§ **WHAT THE EXERCISE ASKS**
Write out nothing but the lines from the one containing "Convert this document image to plain text." through the last line below, both included, and without the pictures.

[Collection entries]
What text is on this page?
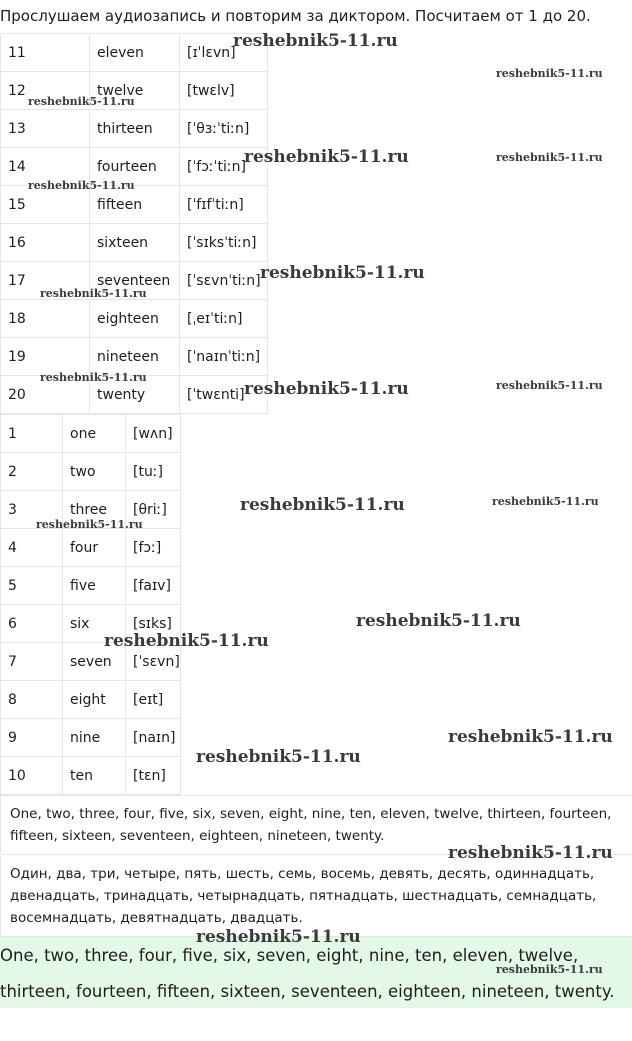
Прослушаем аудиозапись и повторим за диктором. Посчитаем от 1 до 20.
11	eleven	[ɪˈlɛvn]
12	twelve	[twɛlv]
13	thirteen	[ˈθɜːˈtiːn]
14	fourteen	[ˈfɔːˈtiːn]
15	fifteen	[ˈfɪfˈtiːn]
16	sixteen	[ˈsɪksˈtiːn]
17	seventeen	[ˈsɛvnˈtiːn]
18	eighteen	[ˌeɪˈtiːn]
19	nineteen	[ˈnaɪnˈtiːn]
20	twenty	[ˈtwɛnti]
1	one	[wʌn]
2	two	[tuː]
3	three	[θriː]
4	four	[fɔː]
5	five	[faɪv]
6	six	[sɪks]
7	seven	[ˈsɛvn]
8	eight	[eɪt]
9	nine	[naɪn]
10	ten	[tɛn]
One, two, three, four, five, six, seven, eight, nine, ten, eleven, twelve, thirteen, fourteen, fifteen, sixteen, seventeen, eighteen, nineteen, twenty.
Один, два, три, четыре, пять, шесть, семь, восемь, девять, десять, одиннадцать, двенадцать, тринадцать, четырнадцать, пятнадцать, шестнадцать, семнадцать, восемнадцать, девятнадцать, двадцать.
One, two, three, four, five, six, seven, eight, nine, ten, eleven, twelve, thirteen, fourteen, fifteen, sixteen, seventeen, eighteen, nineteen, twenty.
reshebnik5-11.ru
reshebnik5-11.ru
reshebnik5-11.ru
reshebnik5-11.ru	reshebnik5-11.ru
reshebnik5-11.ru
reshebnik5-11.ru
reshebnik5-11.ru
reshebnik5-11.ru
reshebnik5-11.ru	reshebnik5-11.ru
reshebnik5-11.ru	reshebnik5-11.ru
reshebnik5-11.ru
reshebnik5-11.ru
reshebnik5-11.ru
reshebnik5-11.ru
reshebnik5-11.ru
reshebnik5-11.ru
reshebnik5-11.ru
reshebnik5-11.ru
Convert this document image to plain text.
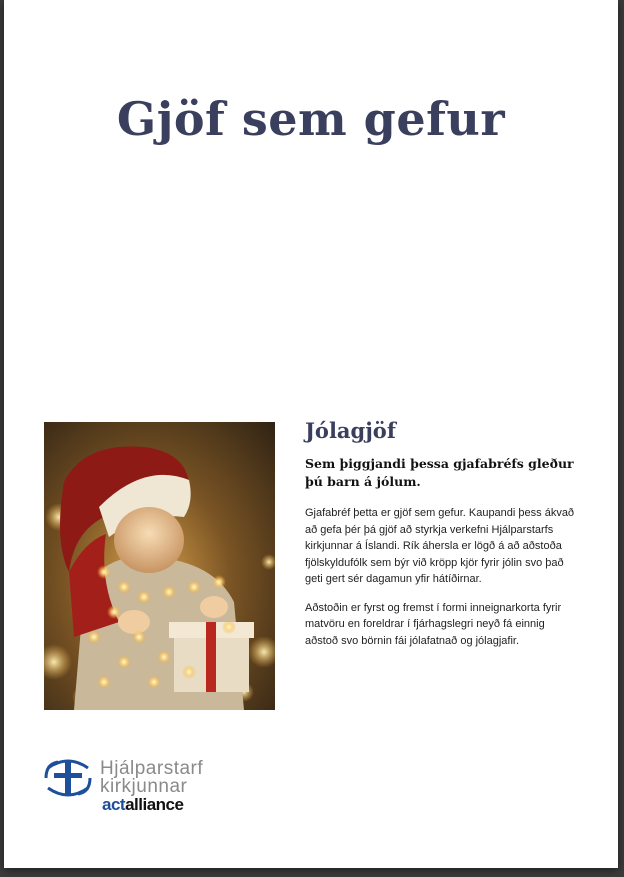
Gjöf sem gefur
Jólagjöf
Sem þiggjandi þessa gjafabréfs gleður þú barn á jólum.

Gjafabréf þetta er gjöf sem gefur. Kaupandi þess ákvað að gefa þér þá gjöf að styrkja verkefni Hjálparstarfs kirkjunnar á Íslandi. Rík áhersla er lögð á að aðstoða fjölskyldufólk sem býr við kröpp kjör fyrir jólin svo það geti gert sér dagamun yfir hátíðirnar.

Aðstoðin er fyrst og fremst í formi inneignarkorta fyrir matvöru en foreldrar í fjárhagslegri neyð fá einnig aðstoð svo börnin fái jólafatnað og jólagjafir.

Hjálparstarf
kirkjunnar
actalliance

§ **RESULT**
Convert this document image to plain text.
Gjöf sem gefur
Jólagjöf
Sem þiggjandi þessa gjafabréfs gleður þú barn á jólum.

Gjafabréf þetta er gjöf sem gefur. Kaupandi þess ákvað að gefa þér þá gjöf að styrkja verkefni Hjálparstarfs kirkjunnar á Íslandi. Rík áhersla er lögð á að aðstoða fjölskyldufólk sem býr við kröpp kjör fyrir jólin svo það geti gert sér dagamun yfir hátíðirnar.

Aðstoðin er fyrst og fremst í formi inneignarkorta fyrir matvöru en foreldrar í fjárhagslegri neyð fá einnig aðstoð svo börnin fái jólafatnað og jólagjafir.

Hjálparstarf
kirkjunnar
actalliance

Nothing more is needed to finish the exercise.